Excerpt from a dataset:
===============

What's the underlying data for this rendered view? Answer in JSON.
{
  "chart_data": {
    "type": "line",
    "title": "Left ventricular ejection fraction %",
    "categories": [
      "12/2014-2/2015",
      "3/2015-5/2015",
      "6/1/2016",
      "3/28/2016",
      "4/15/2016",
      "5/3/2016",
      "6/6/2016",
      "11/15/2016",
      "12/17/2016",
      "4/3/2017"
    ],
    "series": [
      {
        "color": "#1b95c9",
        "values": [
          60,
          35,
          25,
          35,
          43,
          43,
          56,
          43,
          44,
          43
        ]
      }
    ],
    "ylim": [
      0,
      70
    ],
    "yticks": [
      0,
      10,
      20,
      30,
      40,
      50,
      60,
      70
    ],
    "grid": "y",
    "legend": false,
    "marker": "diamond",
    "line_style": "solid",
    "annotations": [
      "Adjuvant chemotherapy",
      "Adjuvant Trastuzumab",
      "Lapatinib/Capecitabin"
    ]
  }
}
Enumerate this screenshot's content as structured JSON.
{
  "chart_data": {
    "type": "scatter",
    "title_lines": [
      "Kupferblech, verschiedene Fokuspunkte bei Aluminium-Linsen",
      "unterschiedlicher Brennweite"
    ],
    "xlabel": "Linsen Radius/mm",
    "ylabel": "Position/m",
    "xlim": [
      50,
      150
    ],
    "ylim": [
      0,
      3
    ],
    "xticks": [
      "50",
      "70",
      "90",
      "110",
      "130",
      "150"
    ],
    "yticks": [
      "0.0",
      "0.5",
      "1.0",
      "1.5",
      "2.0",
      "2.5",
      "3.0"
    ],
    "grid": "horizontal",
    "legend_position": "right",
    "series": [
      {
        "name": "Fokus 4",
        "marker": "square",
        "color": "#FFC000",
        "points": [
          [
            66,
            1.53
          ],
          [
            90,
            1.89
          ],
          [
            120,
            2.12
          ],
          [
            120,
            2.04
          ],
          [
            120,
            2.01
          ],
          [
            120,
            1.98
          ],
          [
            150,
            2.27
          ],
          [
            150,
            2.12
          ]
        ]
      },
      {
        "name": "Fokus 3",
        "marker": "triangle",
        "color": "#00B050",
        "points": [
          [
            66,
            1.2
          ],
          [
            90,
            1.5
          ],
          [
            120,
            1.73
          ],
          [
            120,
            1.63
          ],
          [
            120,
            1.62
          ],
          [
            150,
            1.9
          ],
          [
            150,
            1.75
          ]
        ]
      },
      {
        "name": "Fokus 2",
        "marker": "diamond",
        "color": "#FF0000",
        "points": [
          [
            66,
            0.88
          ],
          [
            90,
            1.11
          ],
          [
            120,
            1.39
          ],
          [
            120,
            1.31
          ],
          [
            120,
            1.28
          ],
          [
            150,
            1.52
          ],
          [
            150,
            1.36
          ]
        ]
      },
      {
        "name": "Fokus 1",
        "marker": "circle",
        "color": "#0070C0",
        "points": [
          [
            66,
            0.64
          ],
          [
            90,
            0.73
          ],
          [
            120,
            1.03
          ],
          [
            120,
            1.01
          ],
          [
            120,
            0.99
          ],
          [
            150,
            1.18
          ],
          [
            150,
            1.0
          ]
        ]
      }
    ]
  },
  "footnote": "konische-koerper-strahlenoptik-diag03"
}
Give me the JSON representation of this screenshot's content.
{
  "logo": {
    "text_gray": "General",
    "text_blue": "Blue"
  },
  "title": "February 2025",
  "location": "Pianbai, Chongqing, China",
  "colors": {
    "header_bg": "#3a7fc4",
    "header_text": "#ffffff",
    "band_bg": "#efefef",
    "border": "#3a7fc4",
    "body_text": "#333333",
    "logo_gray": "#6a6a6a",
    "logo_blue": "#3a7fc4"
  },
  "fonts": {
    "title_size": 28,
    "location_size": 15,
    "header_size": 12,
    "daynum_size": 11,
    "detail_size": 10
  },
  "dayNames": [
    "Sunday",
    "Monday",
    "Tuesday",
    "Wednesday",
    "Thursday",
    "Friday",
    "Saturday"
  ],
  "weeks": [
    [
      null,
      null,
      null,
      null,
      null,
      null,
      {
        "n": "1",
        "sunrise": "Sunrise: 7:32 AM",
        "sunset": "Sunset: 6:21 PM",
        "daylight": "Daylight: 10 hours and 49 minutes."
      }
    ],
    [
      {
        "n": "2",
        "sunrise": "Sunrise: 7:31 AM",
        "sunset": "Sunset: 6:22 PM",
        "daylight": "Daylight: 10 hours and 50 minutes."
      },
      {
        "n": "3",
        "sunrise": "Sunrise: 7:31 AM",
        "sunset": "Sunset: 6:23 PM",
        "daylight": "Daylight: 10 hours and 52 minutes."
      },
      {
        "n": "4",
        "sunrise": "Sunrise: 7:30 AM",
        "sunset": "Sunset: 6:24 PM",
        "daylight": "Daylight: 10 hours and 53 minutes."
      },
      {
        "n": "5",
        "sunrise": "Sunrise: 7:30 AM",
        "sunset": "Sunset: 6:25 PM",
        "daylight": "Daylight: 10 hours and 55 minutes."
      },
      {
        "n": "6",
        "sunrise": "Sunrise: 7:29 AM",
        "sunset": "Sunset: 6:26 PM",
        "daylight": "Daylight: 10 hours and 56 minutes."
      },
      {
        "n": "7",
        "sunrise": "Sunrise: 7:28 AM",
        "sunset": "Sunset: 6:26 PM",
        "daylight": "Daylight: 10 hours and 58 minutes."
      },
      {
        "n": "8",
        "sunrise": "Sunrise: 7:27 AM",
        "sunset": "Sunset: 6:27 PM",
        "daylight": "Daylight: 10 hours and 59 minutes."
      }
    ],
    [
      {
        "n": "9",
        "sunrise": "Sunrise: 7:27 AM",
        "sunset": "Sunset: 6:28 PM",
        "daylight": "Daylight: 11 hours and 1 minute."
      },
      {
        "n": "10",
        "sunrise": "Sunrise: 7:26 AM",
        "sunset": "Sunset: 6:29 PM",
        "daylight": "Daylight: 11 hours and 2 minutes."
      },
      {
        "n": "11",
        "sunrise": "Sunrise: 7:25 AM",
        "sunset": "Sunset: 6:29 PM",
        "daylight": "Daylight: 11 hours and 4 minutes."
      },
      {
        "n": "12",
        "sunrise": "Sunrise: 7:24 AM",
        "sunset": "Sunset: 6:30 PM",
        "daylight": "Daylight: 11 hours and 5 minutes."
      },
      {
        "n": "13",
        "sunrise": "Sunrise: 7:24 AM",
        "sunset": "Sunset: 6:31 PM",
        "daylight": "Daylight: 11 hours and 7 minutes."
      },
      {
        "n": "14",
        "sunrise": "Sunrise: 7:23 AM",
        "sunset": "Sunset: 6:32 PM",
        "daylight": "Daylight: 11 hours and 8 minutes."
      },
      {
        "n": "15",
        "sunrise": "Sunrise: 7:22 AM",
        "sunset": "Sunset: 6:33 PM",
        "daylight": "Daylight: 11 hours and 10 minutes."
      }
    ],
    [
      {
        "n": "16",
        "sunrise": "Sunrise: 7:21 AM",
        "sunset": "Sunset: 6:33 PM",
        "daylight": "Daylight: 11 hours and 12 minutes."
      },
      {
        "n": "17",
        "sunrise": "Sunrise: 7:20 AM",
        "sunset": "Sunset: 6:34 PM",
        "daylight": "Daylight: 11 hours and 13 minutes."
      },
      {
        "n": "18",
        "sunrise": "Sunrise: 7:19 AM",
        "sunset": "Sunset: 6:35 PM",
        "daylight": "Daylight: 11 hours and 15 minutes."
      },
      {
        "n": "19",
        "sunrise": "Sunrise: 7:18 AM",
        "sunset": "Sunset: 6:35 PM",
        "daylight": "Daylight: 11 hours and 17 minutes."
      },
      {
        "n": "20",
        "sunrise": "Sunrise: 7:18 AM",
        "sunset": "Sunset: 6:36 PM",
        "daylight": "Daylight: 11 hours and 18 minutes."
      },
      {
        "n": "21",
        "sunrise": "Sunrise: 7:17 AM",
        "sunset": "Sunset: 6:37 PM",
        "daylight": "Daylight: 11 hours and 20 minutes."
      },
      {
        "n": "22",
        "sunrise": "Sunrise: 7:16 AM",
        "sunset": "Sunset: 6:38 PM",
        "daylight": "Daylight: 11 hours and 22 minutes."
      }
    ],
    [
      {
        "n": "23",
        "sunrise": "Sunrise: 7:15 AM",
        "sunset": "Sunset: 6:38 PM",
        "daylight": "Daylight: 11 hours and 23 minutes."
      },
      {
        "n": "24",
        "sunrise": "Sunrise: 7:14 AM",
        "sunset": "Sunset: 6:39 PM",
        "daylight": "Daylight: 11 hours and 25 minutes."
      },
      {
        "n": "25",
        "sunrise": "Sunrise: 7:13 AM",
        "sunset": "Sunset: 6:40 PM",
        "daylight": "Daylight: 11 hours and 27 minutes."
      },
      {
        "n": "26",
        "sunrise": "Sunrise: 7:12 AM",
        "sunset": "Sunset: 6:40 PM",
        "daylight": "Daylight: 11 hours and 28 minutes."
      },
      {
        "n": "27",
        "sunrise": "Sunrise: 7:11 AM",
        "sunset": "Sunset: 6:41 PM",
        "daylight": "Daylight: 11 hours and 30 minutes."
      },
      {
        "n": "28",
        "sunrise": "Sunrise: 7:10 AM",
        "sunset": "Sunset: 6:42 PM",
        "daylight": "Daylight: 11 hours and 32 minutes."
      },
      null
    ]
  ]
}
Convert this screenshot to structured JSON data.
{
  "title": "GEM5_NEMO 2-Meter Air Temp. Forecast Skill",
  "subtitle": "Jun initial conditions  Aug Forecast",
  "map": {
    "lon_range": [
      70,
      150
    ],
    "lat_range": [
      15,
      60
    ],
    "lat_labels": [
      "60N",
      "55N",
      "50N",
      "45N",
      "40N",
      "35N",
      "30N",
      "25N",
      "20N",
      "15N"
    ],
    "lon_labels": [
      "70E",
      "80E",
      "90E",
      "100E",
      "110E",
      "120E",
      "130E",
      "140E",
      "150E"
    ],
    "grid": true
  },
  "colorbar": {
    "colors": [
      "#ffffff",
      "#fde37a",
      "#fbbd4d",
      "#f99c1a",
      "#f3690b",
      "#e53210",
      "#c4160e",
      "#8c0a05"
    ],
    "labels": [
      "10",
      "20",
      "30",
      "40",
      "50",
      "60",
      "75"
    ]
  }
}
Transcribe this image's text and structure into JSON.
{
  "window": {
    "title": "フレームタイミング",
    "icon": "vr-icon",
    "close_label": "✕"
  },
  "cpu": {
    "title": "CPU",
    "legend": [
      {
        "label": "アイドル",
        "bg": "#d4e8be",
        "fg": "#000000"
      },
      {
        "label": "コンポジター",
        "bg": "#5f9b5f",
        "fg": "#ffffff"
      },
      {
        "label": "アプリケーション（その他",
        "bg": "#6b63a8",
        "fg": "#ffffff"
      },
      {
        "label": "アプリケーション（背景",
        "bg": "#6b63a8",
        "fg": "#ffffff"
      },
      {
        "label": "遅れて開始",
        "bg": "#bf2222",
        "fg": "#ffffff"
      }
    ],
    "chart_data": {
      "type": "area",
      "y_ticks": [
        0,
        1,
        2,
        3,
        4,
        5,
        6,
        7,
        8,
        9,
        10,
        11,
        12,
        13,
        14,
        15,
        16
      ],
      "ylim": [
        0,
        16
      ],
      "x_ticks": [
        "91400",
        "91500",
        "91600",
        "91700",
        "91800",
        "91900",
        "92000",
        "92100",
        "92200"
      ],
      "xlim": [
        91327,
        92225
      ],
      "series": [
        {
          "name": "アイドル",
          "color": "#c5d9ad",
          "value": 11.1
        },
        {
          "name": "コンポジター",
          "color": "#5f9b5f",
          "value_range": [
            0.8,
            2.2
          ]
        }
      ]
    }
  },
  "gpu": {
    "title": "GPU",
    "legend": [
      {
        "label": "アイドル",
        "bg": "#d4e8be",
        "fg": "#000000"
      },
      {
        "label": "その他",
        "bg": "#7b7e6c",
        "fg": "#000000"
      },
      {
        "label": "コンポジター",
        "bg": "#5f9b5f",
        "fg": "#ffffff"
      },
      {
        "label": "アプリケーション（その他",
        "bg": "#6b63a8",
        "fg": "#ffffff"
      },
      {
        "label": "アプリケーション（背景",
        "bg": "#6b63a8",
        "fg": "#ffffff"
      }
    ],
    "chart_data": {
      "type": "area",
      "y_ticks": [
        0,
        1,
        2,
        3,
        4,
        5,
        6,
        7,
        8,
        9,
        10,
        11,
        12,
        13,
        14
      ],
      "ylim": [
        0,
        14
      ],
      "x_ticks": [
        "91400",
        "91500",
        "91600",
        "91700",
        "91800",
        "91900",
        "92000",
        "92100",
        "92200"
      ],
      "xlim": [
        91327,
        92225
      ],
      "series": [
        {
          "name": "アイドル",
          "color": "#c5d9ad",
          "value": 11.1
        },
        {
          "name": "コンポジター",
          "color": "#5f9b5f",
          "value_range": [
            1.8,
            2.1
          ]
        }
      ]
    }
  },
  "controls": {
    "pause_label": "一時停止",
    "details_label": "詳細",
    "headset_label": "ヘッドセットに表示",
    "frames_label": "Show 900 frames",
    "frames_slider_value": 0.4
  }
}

===============

● GIVEN INSTRUCTION
Point out every line holding the string "screenshot" and copy it.

● COMPLETE ANSWER
Enumerate this screenshot's content as structured JSON.
Give me the JSON representation of this screenshot's content.
Convert this screenshot to structured JSON data.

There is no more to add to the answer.